Aim - Print the data exactly, leaving nothing out.

Stored data -
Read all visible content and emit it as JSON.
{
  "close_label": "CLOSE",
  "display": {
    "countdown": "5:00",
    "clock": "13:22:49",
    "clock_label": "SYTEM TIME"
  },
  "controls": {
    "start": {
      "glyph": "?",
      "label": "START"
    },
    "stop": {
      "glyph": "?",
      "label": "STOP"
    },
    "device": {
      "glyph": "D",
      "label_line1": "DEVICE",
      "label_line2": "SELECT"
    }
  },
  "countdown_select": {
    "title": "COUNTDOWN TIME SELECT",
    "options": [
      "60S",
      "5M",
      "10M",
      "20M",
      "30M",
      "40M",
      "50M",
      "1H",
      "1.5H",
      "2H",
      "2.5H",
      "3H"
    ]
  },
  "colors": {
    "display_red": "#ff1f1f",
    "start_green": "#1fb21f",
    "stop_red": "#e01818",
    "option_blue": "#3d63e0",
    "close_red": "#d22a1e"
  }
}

Output of the task -
Read all visible content and emit it as JSON.
{
  "close_label": "CLOSE",
  "display": {
    "countdown": "5:00",
    "clock": "13:22:49",
    "clock_label": "SYTEM TIME"
  },
  "controls": {
    "start": {
      "glyph": "?",
      "label": "START"
    },
    "stop": {
      "glyph": "?",
      "label": "STOP"
    },
    "device": {
      "glyph": "D",
      "label_line1": "DEVICE",
      "label_line2": "SELECT"
    }
  },
  "countdown_select": {
    "title": "COUNTDOWN TIME SELECT",
    "options": [
      "60S",
      "5M",
      "10M",
      "20M",
      "30M",
      "40M",
      "50M",
      "1H",
      "1.5H",
      "2H",
      "2.5H",
      "3H"
    ]
  },
  "colors": {
    "display_red": "#ff1f1f",
    "start_green": "#1fb21f",
    "stop_red": "#e01818",
    "option_blue": "#3d63e0",
    "close_red": "#d22a1e"
  }
}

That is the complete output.